- What the task asks: Give the number of lines in this listing that contain "color", with no other words.

- Entries:
━━━━

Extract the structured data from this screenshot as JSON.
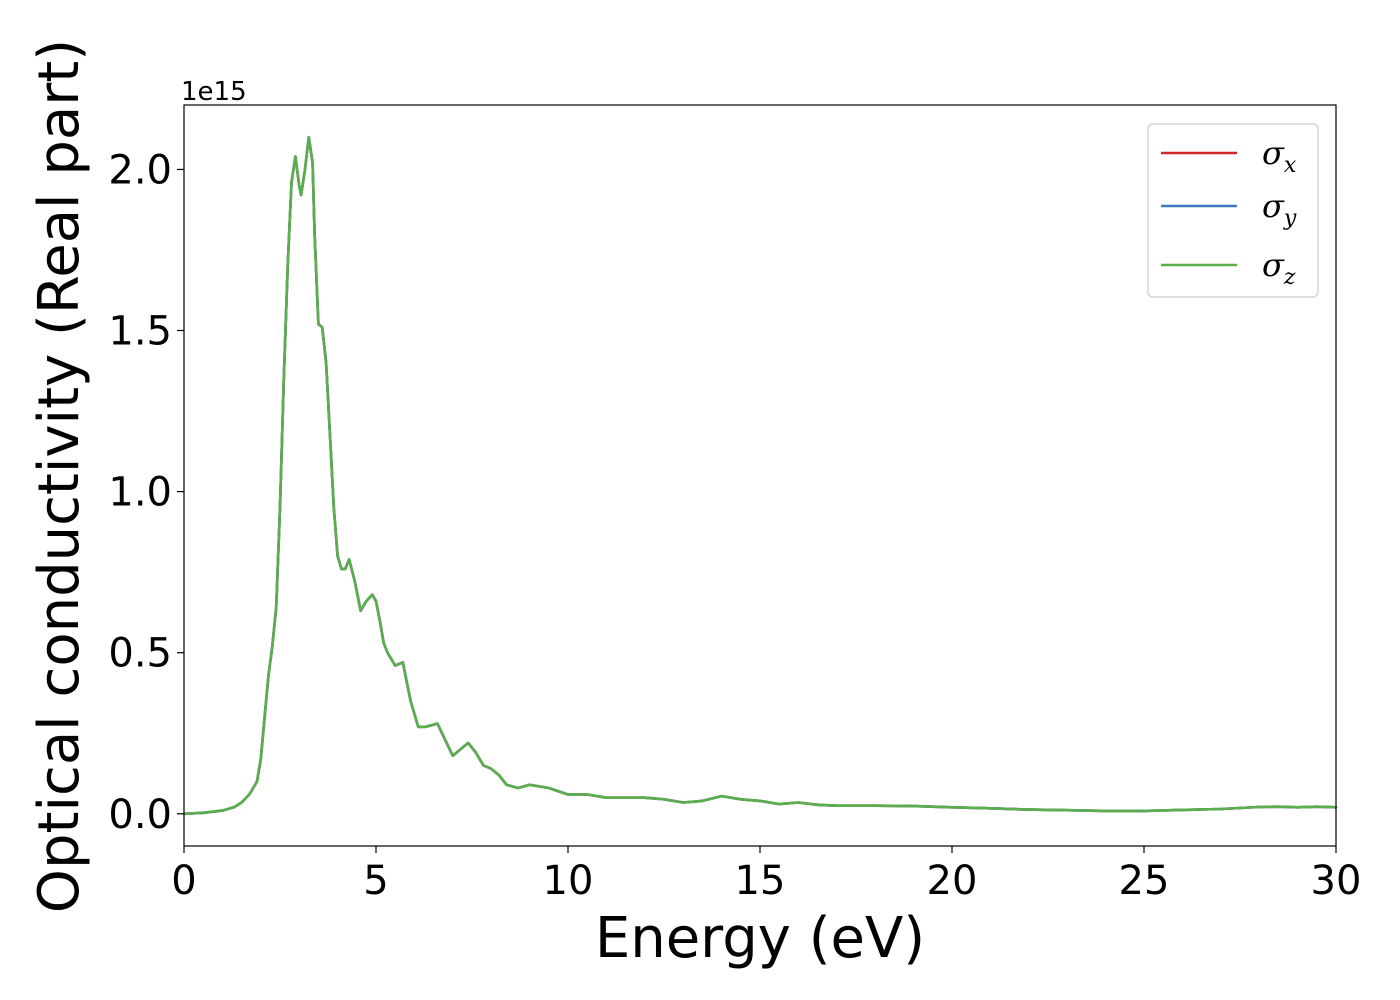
{
  "chart_data": {
    "type": "line",
    "title": "",
    "xlabel": "Energy (eV)",
    "ylabel": "Optical conductivity (Real part)",
    "y_offset_label": "1e15",
    "xlim": [
      0,
      30
    ],
    "ylim": [
      -0.1,
      2.2
    ],
    "xticks": [
      0,
      5,
      10,
      15,
      20,
      25,
      30
    ],
    "xtick_labels": [
      "0",
      "5",
      "10",
      "15",
      "20",
      "25",
      "30"
    ],
    "yticks": [
      0.0,
      0.5,
      1.0,
      1.5,
      2.0
    ],
    "ytick_labels": [
      "0.0",
      "0.5",
      "1.0",
      "1.5",
      "2.0"
    ],
    "grid": false,
    "legend_position": "top-right",
    "x": [
      0,
      0.5,
      1.0,
      1.3,
      1.5,
      1.7,
      1.9,
      2.0,
      2.1,
      2.2,
      2.3,
      2.4,
      2.5,
      2.6,
      2.7,
      2.8,
      2.9,
      3.0,
      3.05,
      3.15,
      3.25,
      3.35,
      3.4,
      3.5,
      3.6,
      3.7,
      3.8,
      3.9,
      4.0,
      4.1,
      4.2,
      4.3,
      4.45,
      4.6,
      4.75,
      4.9,
      5.0,
      5.1,
      5.2,
      5.3,
      5.5,
      5.7,
      5.8,
      5.9,
      6.1,
      6.3,
      6.6,
      6.8,
      7.0,
      7.2,
      7.4,
      7.6,
      7.8,
      8.0,
      8.2,
      8.4,
      8.7,
      9.0,
      9.5,
      10.0,
      10.5,
      11.0,
      11.5,
      12.0,
      12.5,
      13.0,
      13.5,
      14.0,
      14.5,
      15.0,
      15.5,
      16.0,
      16.5,
      17.0,
      18.0,
      19.0,
      20.0,
      21.0,
      22.0,
      23.0,
      24.0,
      25.0,
      26.0,
      27.0,
      27.5,
      28.0,
      28.5,
      29.0,
      29.5,
      30.0
    ],
    "series": [
      {
        "name": "σx",
        "color": "#d62728",
        "values": [
          0.0,
          0.003,
          0.01,
          0.02,
          0.035,
          0.06,
          0.1,
          0.17,
          0.3,
          0.43,
          0.52,
          0.64,
          0.95,
          1.35,
          1.7,
          1.96,
          2.04,
          1.95,
          1.92,
          2.0,
          2.1,
          2.02,
          1.8,
          1.52,
          1.51,
          1.4,
          1.18,
          0.95,
          0.8,
          0.76,
          0.76,
          0.79,
          0.72,
          0.63,
          0.66,
          0.68,
          0.66,
          0.6,
          0.53,
          0.5,
          0.46,
          0.47,
          0.41,
          0.35,
          0.27,
          0.27,
          0.28,
          0.23,
          0.18,
          0.2,
          0.22,
          0.19,
          0.15,
          0.14,
          0.12,
          0.09,
          0.08,
          0.09,
          0.08,
          0.06,
          0.06,
          0.05,
          0.05,
          0.05,
          0.045,
          0.035,
          0.04,
          0.055,
          0.045,
          0.04,
          0.03,
          0.035,
          0.028,
          0.025,
          0.025,
          0.024,
          0.02,
          0.017,
          0.013,
          0.011,
          0.009,
          0.009,
          0.012,
          0.015,
          0.018,
          0.021,
          0.022,
          0.02,
          0.022,
          0.02
        ]
      },
      {
        "name": "σy",
        "color": "#3b7bbf",
        "values": [
          0.0,
          0.003,
          0.01,
          0.02,
          0.035,
          0.06,
          0.1,
          0.17,
          0.3,
          0.43,
          0.52,
          0.64,
          0.95,
          1.35,
          1.7,
          1.96,
          2.04,
          1.95,
          1.92,
          2.0,
          2.1,
          2.02,
          1.8,
          1.52,
          1.51,
          1.4,
          1.18,
          0.95,
          0.8,
          0.76,
          0.76,
          0.79,
          0.72,
          0.63,
          0.66,
          0.68,
          0.66,
          0.6,
          0.53,
          0.5,
          0.46,
          0.47,
          0.41,
          0.35,
          0.27,
          0.27,
          0.28,
          0.23,
          0.18,
          0.2,
          0.22,
          0.19,
          0.15,
          0.14,
          0.12,
          0.09,
          0.08,
          0.09,
          0.08,
          0.06,
          0.06,
          0.05,
          0.05,
          0.05,
          0.045,
          0.035,
          0.04,
          0.055,
          0.045,
          0.04,
          0.03,
          0.035,
          0.028,
          0.025,
          0.025,
          0.024,
          0.02,
          0.017,
          0.013,
          0.011,
          0.009,
          0.009,
          0.012,
          0.015,
          0.018,
          0.021,
          0.022,
          0.02,
          0.022,
          0.02
        ]
      },
      {
        "name": "σz",
        "color": "#5aae4c",
        "values": [
          0.0,
          0.003,
          0.01,
          0.02,
          0.035,
          0.06,
          0.1,
          0.17,
          0.3,
          0.43,
          0.52,
          0.64,
          0.95,
          1.35,
          1.7,
          1.96,
          2.04,
          1.95,
          1.92,
          2.0,
          2.1,
          2.02,
          1.8,
          1.52,
          1.51,
          1.4,
          1.18,
          0.95,
          0.8,
          0.76,
          0.76,
          0.79,
          0.72,
          0.63,
          0.66,
          0.68,
          0.66,
          0.6,
          0.53,
          0.5,
          0.46,
          0.47,
          0.41,
          0.35,
          0.27,
          0.27,
          0.28,
          0.23,
          0.18,
          0.2,
          0.22,
          0.19,
          0.15,
          0.14,
          0.12,
          0.09,
          0.08,
          0.09,
          0.08,
          0.06,
          0.06,
          0.05,
          0.05,
          0.05,
          0.045,
          0.035,
          0.04,
          0.055,
          0.045,
          0.04,
          0.03,
          0.035,
          0.028,
          0.025,
          0.025,
          0.024,
          0.02,
          0.017,
          0.013,
          0.011,
          0.009,
          0.009,
          0.012,
          0.015,
          0.018,
          0.021,
          0.022,
          0.02,
          0.022,
          0.02
        ]
      }
    ],
    "legend": [
      {
        "symbol": "σ",
        "sub": "x",
        "color": "#d62728"
      },
      {
        "symbol": "σ",
        "sub": "y",
        "color": "#3b7bbf"
      },
      {
        "symbol": "σ",
        "sub": "z",
        "color": "#5aae4c"
      }
    ]
  }
}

━━━━

- Solution: 6